(Data listing)
+ + + +
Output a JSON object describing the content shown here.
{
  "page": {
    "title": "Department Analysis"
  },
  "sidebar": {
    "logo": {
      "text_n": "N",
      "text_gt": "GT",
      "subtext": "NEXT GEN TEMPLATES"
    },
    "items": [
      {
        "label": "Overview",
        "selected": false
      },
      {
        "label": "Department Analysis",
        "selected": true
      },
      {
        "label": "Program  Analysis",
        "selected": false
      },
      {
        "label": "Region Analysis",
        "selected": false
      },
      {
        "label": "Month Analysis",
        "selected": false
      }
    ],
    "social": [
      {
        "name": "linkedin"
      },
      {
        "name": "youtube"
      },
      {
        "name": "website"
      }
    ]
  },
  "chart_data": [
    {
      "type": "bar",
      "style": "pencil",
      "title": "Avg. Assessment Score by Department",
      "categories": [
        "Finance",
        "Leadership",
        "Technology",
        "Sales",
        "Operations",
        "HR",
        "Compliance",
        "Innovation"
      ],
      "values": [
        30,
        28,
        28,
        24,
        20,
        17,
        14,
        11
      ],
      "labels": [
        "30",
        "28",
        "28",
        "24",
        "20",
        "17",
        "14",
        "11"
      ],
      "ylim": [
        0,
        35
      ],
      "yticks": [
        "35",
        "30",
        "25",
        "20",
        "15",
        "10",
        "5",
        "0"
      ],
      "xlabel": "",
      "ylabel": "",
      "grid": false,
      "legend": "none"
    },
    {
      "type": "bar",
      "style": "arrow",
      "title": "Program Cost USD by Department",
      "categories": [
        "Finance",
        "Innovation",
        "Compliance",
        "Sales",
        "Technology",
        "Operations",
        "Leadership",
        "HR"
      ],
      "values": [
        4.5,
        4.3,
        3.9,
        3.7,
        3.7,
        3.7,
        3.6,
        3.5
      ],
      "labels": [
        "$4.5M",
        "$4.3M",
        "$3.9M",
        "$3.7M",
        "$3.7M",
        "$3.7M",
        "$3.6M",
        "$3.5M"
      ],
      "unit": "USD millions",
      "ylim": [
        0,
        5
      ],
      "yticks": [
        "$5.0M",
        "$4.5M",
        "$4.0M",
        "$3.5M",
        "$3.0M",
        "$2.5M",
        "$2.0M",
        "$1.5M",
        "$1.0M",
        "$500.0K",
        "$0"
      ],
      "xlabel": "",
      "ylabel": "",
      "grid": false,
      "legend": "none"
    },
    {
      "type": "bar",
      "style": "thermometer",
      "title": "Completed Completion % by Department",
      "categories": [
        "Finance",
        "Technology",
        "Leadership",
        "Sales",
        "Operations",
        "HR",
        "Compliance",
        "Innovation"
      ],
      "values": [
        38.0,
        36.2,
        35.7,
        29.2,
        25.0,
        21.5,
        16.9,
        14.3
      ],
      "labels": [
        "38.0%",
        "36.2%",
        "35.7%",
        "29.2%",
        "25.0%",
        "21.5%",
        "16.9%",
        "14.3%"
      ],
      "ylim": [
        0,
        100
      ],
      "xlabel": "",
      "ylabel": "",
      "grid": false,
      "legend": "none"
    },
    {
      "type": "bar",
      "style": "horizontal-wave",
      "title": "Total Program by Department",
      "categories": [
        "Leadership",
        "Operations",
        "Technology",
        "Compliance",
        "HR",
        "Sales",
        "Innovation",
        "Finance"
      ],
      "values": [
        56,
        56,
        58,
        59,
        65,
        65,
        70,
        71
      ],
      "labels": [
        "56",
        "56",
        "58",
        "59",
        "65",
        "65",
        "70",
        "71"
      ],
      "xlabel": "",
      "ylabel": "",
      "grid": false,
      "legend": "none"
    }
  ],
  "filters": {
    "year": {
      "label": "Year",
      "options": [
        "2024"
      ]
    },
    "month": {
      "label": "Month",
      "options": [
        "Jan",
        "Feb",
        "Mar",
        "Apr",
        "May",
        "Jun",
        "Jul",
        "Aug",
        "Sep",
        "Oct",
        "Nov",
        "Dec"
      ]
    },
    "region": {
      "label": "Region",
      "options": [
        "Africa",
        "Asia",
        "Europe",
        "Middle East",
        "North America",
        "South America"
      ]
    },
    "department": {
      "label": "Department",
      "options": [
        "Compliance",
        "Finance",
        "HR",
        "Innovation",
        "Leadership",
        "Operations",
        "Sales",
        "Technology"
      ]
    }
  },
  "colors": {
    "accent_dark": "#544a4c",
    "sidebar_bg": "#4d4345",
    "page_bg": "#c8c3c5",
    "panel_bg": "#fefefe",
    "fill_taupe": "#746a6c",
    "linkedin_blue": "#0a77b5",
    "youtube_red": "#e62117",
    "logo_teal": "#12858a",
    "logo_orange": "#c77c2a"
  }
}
+ + + +
**What to work on:** Identify and extract each line of the listing that contains "style".

**Output:**
      "style": "pencil",
      "style": "arrow",
      "style": "thermometer",
      "style": "horizontal-wave",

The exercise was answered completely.